The second-degree polynomial approximation provides a reasonably good fit to the data. The red line represents the true nonlinear relationship, while the blue line shows the polynomial approximation. However, if we restrict the dataset to prices below $10, the fit noticeably worsens. This demonstrates a limitation of the polynomial model: while it might fit well within certain ranges, it can lead to unrealistic predictions outside those bounds. For instance, the model might predict that burger sales will eventually rise again as prices increase, which contradicts typical market expectations.

dat <- read.csv("Burger Data.csv")

x   <- dat$Price
y   <- dat$Burgers
xc  <- x - mean(x)
xc2 <- xc^2

# Check Correlation
print(paste0("Non centered correlation: ", round(cor(x, x^2), 4)))

## [1] "Non centered correlation: 0.971"

print(paste0("Centered correlation: ",     round(cor(xc, xc^2), 4)))

## [1] "Centered correlation: 0.2083"

# Polynomial Regression Fit
outRegPol <- lm(Burgers ~ Price + I(Price^2), data = dat)

§ **TASK A**: Please rewrite the lines of the records from the one containing "facebook-share-button[interactable]: ➦ Compartilhar" through the one containing "more-button-petshop[interactable]: Mais ›", both included, changing "service-text" to "service-description" and leaving everything else unchanged.

§ **DATA ROWS**:
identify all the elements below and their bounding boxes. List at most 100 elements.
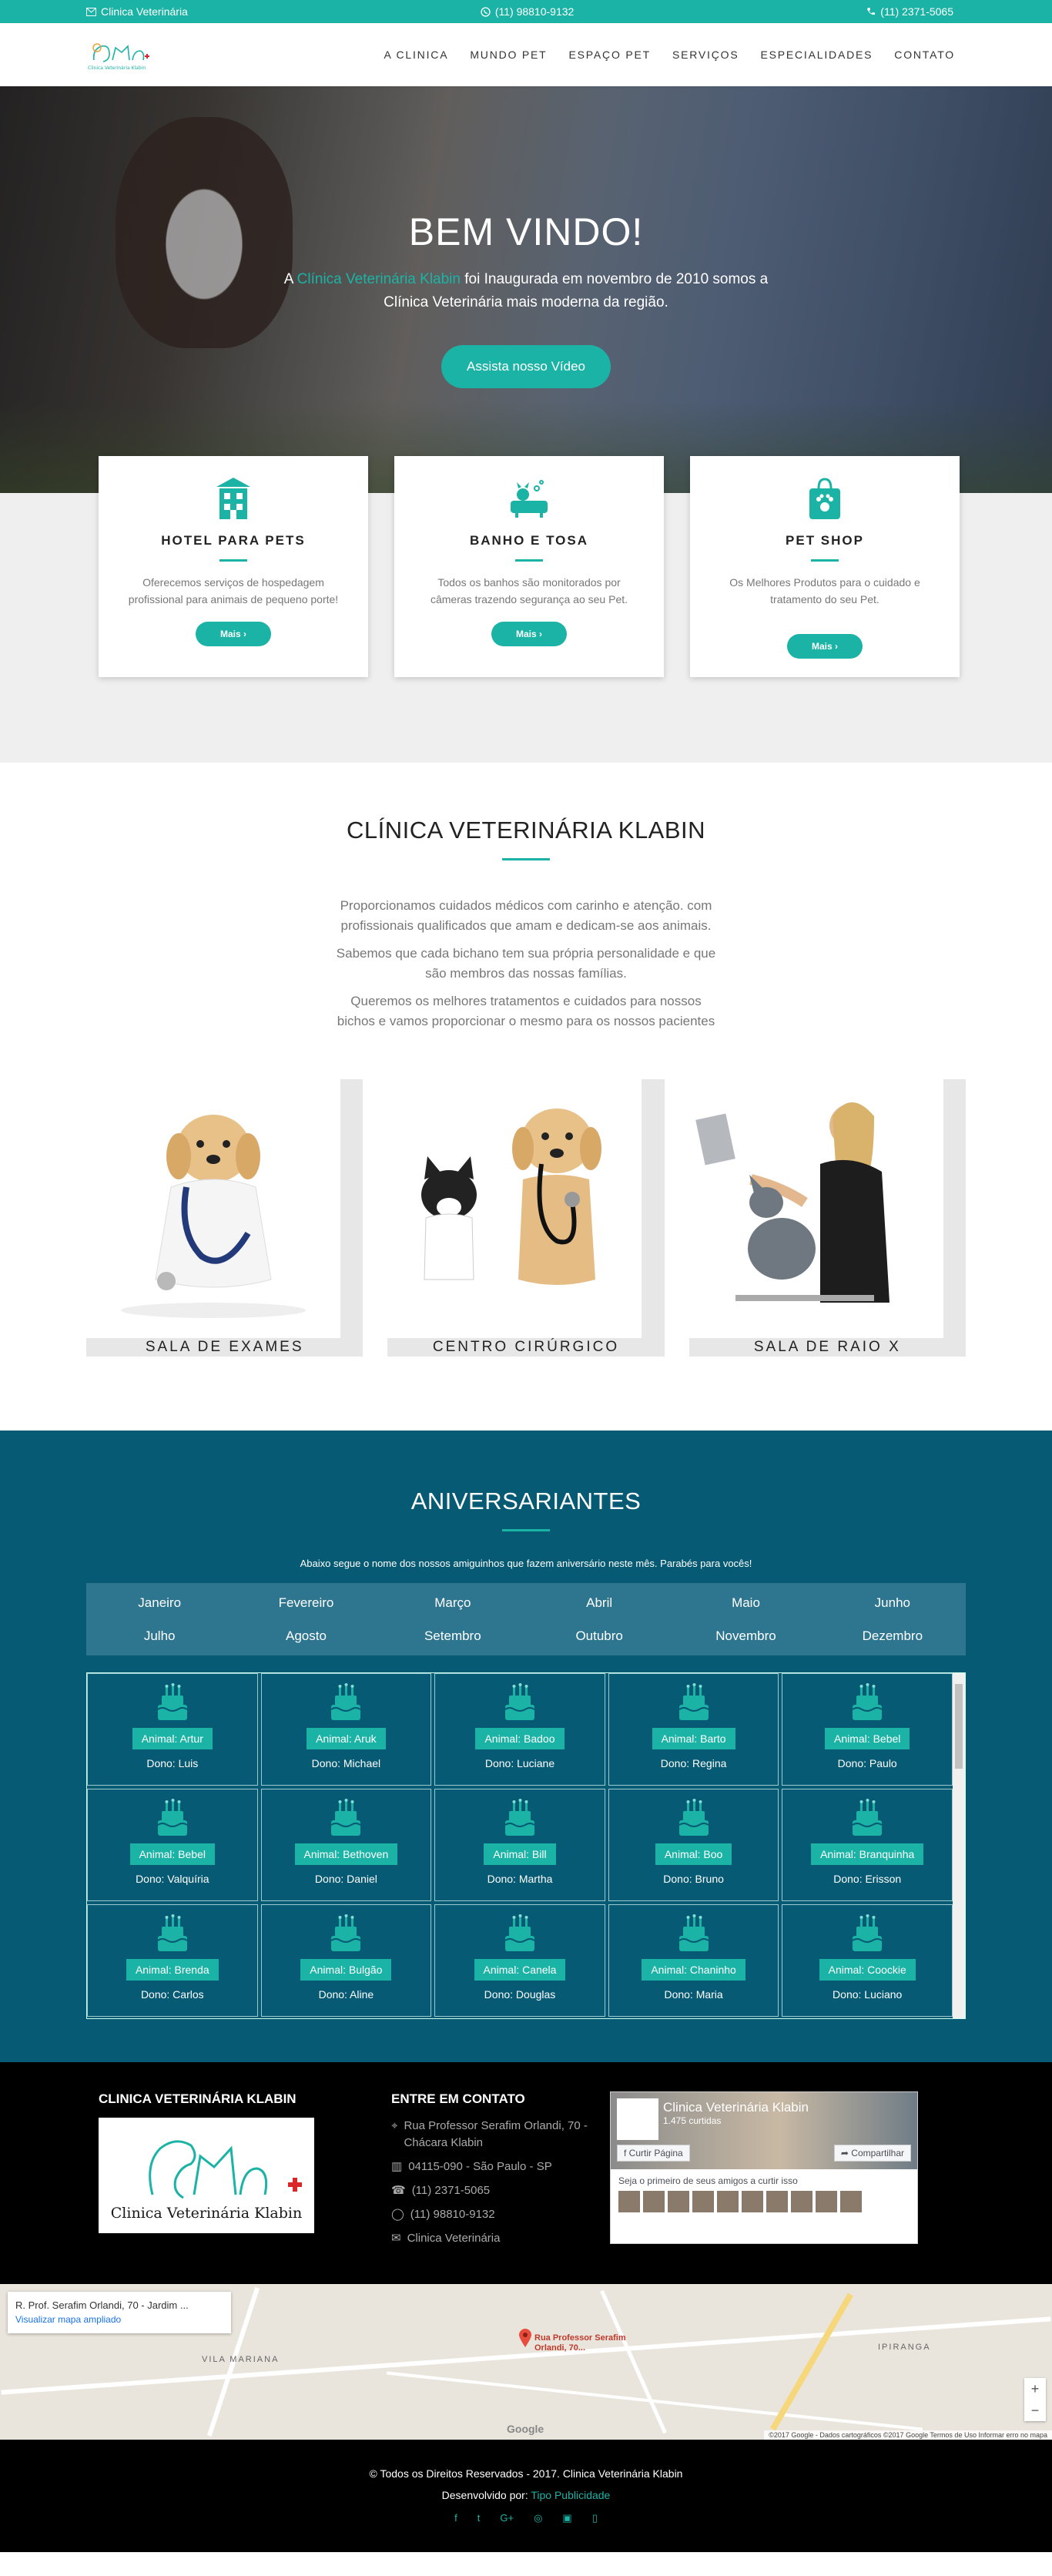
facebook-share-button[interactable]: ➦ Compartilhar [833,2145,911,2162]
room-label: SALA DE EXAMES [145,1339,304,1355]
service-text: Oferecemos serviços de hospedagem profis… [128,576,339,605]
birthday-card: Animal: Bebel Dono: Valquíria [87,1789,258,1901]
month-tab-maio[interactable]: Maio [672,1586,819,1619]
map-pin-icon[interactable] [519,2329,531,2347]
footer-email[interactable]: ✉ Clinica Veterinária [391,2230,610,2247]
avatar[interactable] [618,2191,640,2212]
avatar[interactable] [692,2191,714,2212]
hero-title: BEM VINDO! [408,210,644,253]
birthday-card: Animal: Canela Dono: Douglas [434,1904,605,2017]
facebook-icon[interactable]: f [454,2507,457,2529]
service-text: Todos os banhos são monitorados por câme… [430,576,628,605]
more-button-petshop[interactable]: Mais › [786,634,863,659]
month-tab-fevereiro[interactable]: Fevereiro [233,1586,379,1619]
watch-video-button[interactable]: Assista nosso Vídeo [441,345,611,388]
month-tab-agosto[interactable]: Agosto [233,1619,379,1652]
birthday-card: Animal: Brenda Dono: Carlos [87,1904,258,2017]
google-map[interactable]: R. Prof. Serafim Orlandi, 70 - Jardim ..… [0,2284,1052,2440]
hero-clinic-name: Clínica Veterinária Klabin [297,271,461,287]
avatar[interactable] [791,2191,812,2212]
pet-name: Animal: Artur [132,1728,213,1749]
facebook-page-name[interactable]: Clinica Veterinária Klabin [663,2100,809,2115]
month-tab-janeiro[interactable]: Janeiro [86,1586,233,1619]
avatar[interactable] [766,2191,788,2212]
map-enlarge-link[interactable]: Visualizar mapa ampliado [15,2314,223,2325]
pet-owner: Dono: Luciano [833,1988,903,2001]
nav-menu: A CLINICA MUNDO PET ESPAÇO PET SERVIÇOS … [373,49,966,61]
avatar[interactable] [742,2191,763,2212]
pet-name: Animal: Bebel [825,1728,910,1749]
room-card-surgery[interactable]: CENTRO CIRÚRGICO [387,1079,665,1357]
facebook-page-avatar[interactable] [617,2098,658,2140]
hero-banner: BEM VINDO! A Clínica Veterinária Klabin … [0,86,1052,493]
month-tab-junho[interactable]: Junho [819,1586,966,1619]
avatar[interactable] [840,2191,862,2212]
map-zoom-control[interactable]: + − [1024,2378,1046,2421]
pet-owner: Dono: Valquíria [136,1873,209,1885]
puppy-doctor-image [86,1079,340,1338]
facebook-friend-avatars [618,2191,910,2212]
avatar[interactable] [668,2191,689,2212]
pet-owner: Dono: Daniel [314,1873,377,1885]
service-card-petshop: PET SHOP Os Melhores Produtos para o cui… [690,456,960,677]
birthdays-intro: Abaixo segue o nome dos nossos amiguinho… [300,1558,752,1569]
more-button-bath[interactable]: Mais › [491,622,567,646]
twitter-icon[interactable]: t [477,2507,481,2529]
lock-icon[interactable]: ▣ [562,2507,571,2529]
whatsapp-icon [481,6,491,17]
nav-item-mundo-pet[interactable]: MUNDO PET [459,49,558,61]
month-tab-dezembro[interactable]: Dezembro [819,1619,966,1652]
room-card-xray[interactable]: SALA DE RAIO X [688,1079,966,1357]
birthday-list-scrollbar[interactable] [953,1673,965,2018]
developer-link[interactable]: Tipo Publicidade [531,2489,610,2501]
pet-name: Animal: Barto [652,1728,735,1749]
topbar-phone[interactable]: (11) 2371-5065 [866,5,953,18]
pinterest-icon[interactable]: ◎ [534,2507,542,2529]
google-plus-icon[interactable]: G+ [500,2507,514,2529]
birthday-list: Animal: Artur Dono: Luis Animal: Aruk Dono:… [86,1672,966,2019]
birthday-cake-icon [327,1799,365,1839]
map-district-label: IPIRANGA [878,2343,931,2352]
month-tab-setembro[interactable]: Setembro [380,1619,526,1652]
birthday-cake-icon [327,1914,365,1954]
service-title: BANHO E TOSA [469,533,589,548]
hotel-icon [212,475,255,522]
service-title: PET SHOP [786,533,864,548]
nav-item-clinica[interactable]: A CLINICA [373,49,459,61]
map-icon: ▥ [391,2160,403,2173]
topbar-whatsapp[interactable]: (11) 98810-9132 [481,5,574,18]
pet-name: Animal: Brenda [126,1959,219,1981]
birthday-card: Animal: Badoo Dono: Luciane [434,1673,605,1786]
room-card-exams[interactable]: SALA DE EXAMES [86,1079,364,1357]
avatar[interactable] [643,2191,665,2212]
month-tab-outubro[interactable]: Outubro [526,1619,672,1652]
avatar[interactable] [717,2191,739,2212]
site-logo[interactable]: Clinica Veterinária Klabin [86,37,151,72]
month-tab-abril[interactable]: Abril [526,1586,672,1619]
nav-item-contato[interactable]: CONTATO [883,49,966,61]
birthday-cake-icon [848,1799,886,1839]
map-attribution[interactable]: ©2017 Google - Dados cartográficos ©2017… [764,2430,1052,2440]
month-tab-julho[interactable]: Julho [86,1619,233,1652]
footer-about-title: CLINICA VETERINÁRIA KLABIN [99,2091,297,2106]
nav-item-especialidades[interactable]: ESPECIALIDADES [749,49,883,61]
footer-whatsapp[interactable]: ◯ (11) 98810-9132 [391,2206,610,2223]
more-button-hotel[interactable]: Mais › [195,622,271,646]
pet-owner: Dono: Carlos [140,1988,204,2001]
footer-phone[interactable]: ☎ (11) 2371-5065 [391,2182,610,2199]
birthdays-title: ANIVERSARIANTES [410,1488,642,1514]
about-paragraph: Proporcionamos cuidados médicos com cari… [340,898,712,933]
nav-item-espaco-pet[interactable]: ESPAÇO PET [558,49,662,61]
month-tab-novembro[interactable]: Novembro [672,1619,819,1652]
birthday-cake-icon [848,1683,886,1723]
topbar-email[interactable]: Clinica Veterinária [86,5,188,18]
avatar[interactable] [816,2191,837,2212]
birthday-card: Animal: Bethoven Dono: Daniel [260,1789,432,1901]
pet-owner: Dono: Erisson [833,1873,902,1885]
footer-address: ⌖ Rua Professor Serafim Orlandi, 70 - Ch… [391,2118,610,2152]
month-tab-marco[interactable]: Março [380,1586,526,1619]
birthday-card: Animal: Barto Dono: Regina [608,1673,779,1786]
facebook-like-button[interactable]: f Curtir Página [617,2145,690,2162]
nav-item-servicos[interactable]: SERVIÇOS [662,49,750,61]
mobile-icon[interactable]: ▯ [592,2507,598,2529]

§ **TASK B**: Write what comes next in the text on fitting a polynomial regression to the burger price and sales data, starting after its last line.

§ **RIGHT ANSWER A**:
facebook-share-button[interactable]: ➦ Compartilhar [833,2145,911,2162]
room-label: SALA DE EXAMES [145,1339,304,1355]
service-description: Oferecemos serviços de hospedagem profis… [128,576,339,605]
birthday-card: Animal: Bebel Dono: Valquíria [87,1789,258,1901]
month-tab-maio[interactable]: Maio [672,1586,819,1619]
map-pin-icon[interactable] [519,2329,531,2347]
footer-email[interactable]: ✉ Clinica Veterinária [391,2230,610,2247]
avatar[interactable] [618,2191,640,2212]
avatar[interactable] [692,2191,714,2212]
hero-title: BEM VINDO! [408,210,644,253]
birthday-card: Animal: Canela Dono: Douglas [434,1904,605,2017]
facebook-icon[interactable]: f [454,2507,457,2529]
service-description: Todos os banhos são monitorados por câme… [430,576,628,605]
more-button-petshop[interactable]: Mais › [786,634,863,659]

§ **RIGHT ANSWER B**:
# Polynomial Regression Centered Fit
outRegPolCen <- lm(y ~ xc + xc2)

# Data Limits
xmin <- min(dat$Price)
xmax <- max(dat$Price)
ymin <- min(dat$Burgers)
ymax <- max(dat$Burgers)

# Scatter plot
plot(x = dat$Price,
     y = dat$Burgers,
     ylim = c(ymin, ymax),
     xlim = c(xmin, xmax),
     xlab = "Price ($)",
     ylab = "Burgers Sold")
par(new = TRUE)
# Plots real non-linear relationship
curve(expr = 100 - 30 * log(x),
      from = xmin,
      to   = xmax,
      ylim = c(ymin, ymax),
      xlim = c(xmin, xmax),
      xlab = "",
      ylab = "",
      col  = 'red',
      lwd  = 2)
par(new = TRUE)
# Plots approximated polynomial relationship
curve(expr = outRegPol$coefficients[1] + outRegPol$coefficients[2] * x + outRegPol$coefficients[3] * x^2,
      from = xmin,
      to   = xmax,
      ylim = c(ymin, ymax),
      xlim = c(xmin, xmax),
      xlab = "",
      ylab = "",
      col  = 'blue',
      lwd  = 2)
par(new = TRUE)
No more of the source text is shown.